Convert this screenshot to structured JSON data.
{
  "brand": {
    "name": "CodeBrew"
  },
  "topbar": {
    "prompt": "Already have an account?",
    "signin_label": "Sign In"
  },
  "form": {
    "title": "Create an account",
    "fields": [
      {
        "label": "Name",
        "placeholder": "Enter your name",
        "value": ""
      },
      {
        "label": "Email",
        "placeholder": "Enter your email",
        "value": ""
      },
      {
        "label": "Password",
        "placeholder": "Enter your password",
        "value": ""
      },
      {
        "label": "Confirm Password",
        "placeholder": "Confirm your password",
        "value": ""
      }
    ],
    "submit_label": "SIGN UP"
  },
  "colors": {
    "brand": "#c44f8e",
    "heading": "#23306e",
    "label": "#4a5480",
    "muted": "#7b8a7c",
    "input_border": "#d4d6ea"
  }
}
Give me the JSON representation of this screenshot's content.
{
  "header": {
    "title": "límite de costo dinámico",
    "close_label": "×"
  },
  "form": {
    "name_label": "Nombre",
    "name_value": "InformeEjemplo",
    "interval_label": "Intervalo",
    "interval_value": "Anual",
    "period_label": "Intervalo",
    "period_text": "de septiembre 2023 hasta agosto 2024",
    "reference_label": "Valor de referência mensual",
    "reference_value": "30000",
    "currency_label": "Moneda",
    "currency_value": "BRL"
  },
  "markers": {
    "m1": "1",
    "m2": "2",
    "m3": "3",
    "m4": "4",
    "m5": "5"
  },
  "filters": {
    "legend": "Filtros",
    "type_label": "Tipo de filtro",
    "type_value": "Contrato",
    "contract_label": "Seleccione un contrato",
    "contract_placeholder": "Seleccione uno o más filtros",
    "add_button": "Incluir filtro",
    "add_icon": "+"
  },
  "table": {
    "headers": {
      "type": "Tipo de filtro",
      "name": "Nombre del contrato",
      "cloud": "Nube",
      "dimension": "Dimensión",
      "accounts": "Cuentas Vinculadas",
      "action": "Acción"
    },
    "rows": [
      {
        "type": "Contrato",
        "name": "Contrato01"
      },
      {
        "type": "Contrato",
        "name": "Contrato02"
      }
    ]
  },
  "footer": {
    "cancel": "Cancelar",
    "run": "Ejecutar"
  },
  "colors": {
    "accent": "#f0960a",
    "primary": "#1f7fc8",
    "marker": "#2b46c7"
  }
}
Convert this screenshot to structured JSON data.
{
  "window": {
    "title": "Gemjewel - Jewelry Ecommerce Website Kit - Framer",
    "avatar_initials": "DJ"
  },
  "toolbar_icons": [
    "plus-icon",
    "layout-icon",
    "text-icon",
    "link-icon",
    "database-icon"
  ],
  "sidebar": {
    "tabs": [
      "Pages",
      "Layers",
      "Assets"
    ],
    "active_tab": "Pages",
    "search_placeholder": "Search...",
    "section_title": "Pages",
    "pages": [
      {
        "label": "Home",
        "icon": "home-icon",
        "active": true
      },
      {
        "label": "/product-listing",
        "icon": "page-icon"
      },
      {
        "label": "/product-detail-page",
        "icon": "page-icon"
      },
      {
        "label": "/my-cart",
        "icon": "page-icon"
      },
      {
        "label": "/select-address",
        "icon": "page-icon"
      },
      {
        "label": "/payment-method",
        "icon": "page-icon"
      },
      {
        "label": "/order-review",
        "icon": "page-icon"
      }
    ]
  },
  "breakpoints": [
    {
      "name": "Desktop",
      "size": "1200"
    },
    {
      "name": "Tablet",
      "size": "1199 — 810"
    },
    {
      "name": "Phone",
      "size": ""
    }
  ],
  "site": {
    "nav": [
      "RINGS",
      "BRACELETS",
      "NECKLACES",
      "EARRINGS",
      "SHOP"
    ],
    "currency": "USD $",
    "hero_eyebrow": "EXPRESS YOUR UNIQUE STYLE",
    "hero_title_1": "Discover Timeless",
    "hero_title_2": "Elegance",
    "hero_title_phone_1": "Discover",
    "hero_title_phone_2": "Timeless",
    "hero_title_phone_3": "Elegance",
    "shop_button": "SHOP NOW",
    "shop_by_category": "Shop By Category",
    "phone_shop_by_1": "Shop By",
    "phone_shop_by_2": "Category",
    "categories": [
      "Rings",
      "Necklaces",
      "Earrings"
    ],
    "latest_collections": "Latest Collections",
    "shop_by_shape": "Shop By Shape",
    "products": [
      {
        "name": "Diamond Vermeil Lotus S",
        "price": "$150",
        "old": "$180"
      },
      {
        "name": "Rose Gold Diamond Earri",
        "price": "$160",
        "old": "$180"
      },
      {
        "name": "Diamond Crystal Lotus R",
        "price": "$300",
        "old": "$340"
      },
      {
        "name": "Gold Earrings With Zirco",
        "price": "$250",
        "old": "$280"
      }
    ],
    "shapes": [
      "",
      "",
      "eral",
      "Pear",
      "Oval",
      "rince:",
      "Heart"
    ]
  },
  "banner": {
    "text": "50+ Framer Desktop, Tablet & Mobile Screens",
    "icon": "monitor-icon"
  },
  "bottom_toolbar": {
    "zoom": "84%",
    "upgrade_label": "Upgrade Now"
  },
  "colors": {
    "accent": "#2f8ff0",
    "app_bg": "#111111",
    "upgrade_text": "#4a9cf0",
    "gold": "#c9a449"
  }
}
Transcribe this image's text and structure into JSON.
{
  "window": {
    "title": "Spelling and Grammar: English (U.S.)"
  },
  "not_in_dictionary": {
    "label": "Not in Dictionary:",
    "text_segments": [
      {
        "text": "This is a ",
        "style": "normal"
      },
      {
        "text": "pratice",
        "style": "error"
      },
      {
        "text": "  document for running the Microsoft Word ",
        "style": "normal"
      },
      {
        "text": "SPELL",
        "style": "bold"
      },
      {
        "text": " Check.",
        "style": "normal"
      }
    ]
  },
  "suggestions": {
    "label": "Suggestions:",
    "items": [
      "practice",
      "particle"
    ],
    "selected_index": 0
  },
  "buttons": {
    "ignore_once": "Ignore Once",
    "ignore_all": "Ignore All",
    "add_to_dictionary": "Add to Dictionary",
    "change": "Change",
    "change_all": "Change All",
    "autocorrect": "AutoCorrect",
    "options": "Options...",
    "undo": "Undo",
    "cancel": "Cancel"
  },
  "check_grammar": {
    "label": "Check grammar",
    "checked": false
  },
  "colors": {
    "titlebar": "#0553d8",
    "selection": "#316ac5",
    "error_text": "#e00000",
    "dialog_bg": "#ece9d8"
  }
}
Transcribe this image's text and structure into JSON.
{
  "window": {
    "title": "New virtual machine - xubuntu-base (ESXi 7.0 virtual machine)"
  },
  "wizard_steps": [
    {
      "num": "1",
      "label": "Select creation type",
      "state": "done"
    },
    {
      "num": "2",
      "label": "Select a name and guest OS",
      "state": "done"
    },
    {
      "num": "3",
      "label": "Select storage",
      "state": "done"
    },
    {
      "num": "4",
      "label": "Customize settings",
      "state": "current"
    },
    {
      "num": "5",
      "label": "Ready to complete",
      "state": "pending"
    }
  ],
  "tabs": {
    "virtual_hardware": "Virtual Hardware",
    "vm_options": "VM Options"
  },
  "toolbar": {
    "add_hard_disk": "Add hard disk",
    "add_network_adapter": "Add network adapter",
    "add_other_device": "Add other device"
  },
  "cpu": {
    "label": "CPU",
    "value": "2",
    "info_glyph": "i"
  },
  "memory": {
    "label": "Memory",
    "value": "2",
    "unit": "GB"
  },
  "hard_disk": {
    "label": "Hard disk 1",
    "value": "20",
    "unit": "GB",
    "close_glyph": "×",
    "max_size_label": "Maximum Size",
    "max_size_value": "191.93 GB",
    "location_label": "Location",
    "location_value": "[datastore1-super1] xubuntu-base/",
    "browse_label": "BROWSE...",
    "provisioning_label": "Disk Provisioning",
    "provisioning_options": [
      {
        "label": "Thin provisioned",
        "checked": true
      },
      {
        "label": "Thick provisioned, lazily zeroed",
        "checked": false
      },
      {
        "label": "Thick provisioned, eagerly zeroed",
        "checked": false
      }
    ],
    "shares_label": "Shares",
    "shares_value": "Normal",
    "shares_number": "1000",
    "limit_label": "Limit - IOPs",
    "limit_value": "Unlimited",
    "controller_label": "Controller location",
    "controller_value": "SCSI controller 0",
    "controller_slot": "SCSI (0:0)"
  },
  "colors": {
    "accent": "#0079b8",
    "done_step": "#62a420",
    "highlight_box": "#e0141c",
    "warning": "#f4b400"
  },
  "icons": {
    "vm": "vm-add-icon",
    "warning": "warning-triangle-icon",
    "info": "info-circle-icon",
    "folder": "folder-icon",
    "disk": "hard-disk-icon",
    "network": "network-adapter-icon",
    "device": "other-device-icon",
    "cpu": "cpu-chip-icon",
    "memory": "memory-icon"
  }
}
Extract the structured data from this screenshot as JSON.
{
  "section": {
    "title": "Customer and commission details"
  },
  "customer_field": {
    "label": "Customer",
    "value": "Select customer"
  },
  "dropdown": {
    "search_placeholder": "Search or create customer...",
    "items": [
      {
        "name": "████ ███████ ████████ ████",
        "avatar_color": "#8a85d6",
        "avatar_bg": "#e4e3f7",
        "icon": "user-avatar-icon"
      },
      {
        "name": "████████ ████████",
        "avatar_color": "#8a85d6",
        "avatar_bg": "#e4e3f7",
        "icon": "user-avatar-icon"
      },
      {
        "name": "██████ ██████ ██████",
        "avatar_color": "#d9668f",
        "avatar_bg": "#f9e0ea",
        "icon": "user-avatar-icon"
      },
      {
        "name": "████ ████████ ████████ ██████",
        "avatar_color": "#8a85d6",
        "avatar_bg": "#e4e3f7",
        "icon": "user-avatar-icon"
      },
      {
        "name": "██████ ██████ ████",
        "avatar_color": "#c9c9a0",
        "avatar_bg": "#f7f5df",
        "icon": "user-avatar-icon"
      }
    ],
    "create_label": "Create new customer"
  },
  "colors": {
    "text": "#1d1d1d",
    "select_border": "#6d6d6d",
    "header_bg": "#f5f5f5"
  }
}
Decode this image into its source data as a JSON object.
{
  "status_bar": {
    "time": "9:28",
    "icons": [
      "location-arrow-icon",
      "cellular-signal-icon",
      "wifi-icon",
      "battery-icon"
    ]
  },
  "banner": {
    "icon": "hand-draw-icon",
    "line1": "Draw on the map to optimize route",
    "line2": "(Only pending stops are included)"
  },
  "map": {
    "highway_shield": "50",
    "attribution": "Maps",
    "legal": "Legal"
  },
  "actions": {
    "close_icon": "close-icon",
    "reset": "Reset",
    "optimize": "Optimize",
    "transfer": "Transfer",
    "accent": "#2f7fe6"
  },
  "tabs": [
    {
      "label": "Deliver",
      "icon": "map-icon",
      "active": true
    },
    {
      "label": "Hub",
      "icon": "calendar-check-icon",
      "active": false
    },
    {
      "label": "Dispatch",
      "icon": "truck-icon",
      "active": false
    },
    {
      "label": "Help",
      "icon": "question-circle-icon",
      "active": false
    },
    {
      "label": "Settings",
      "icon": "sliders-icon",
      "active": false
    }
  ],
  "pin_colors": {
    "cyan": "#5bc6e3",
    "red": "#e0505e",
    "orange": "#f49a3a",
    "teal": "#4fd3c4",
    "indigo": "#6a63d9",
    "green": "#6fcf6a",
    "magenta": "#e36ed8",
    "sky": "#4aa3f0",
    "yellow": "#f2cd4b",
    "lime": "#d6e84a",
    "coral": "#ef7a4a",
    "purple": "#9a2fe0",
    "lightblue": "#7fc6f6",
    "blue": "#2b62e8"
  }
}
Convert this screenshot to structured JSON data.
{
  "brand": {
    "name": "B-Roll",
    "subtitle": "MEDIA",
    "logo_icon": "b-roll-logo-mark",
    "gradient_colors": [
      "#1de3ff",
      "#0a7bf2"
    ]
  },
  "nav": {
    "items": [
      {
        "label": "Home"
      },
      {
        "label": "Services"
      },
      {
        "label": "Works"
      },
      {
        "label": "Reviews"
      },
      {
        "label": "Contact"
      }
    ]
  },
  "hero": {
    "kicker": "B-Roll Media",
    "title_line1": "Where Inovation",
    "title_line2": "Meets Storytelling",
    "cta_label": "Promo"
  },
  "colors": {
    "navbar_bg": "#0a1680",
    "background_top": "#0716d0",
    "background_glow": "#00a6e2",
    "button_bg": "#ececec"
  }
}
========
● Problem to work on
State only the number of lines in these entries that contain "network".

● Task response
2